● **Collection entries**
┌────────

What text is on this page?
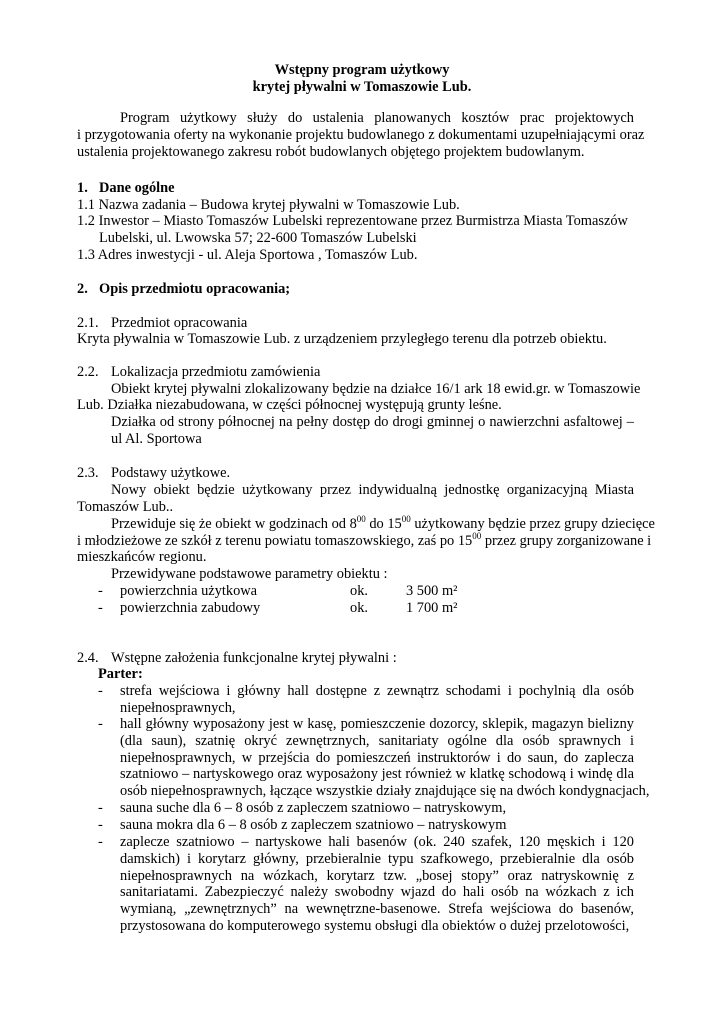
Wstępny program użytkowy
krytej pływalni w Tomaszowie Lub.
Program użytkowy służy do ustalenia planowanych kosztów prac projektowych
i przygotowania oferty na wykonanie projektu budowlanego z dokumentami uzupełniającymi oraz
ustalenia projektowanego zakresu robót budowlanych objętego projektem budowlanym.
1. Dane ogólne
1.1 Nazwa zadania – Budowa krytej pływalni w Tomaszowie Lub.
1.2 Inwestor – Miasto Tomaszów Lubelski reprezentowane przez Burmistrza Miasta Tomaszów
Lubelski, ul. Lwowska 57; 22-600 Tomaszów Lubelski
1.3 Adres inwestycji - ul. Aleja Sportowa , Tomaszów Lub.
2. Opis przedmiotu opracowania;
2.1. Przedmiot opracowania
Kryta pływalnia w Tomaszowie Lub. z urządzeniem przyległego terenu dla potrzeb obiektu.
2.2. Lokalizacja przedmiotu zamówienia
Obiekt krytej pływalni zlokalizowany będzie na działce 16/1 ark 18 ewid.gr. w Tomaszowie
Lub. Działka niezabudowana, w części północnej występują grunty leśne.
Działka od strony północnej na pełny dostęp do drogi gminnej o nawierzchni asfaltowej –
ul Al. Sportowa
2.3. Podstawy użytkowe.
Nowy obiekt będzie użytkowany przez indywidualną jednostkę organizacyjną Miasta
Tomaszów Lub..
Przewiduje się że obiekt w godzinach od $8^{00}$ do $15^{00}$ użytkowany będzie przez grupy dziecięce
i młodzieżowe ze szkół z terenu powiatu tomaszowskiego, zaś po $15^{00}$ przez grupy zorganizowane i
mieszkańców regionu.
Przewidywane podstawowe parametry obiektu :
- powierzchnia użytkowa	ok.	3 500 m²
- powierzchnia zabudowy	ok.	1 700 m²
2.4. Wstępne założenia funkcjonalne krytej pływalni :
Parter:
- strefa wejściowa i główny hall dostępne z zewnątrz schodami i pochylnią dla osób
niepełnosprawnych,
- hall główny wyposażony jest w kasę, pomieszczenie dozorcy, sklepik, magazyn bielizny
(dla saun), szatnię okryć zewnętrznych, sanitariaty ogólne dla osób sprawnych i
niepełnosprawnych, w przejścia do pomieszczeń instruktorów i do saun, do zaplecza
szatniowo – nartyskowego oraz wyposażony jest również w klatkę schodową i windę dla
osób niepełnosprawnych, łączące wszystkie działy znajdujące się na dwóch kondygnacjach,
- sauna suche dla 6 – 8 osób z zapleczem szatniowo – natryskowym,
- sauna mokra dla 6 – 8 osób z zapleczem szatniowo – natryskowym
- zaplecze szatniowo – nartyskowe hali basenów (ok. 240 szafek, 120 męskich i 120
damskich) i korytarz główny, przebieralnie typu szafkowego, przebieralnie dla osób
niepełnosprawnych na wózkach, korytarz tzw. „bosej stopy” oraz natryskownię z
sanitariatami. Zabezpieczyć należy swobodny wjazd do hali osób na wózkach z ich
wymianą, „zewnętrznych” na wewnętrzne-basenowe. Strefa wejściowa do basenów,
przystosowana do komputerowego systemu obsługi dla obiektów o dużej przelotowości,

└────────

● **Goal**
Output the entries above exactly, without their pictures.

● **Task response**
What text is on this page?
Wstępny program użytkowy
krytej pływalni w Tomaszowie Lub.
Program użytkowy służy do ustalenia planowanych kosztów prac projektowych
i przygotowania oferty na wykonanie projektu budowlanego z dokumentami uzupełniającymi oraz
ustalenia projektowanego zakresu robót budowlanych objętego projektem budowlanym.
1. Dane ogólne
1.1 Nazwa zadania – Budowa krytej pływalni w Tomaszowie Lub.
1.2 Inwestor – Miasto Tomaszów Lubelski reprezentowane przez Burmistrza Miasta Tomaszów
Lubelski, ul. Lwowska 57; 22-600 Tomaszów Lubelski
1.3 Adres inwestycji - ul. Aleja Sportowa , Tomaszów Lub.
2. Opis przedmiotu opracowania;
2.1. Przedmiot opracowania
Kryta pływalnia w Tomaszowie Lub. z urządzeniem przyległego terenu dla potrzeb obiektu.
2.2. Lokalizacja przedmiotu zamówienia
Obiekt krytej pływalni zlokalizowany będzie na działce 16/1 ark 18 ewid.gr. w Tomaszowie
Lub. Działka niezabudowana, w części północnej występują grunty leśne.
Działka od strony północnej na pełny dostęp do drogi gminnej o nawierzchni asfaltowej –
ul Al. Sportowa
2.3. Podstawy użytkowe.
Nowy obiekt będzie użytkowany przez indywidualną jednostkę organizacyjną Miasta
Tomaszów Lub..
Przewiduje się że obiekt w godzinach od $8^{00}$ do $15^{00}$ użytkowany będzie przez grupy dziecięce
i młodzieżowe ze szkół z terenu powiatu tomaszowskiego, zaś po $15^{00}$ przez grupy zorganizowane i
mieszkańców regionu.
Przewidywane podstawowe parametry obiektu :
- powierzchnia użytkowa	ok.	3 500 m²
- powierzchnia zabudowy	ok.	1 700 m²
2.4. Wstępne założenia funkcjonalne krytej pływalni :
Parter:
- strefa wejściowa i główny hall dostępne z zewnątrz schodami i pochylnią dla osób
niepełnosprawnych,
- hall główny wyposażony jest w kasę, pomieszczenie dozorcy, sklepik, magazyn bielizny
(dla saun), szatnię okryć zewnętrznych, sanitariaty ogólne dla osób sprawnych i
niepełnosprawnych, w przejścia do pomieszczeń instruktorów i do saun, do zaplecza
szatniowo – nartyskowego oraz wyposażony jest również w klatkę schodową i windę dla
osób niepełnosprawnych, łączące wszystkie działy znajdujące się na dwóch kondygnacjach,
- sauna suche dla 6 – 8 osób z zapleczem szatniowo – natryskowym,
- sauna mokra dla 6 – 8 osób z zapleczem szatniowo – natryskowym
- zaplecze szatniowo – nartyskowe hali basenów (ok. 240 szafek, 120 męskich i 120
damskich) i korytarz główny, przebieralnie typu szafkowego, przebieralnie dla osób
niepełnosprawnych na wózkach, korytarz tzw. „bosej stopy” oraz natryskownię z
sanitariatami. Zabezpieczyć należy swobodny wjazd do hali osób na wózkach z ich
wymianą, „zewnętrznych” na wewnętrzne-basenowe. Strefa wejściowa do basenów,
przystosowana do komputerowego systemu obsługi dla obiektów o dużej przelotowości,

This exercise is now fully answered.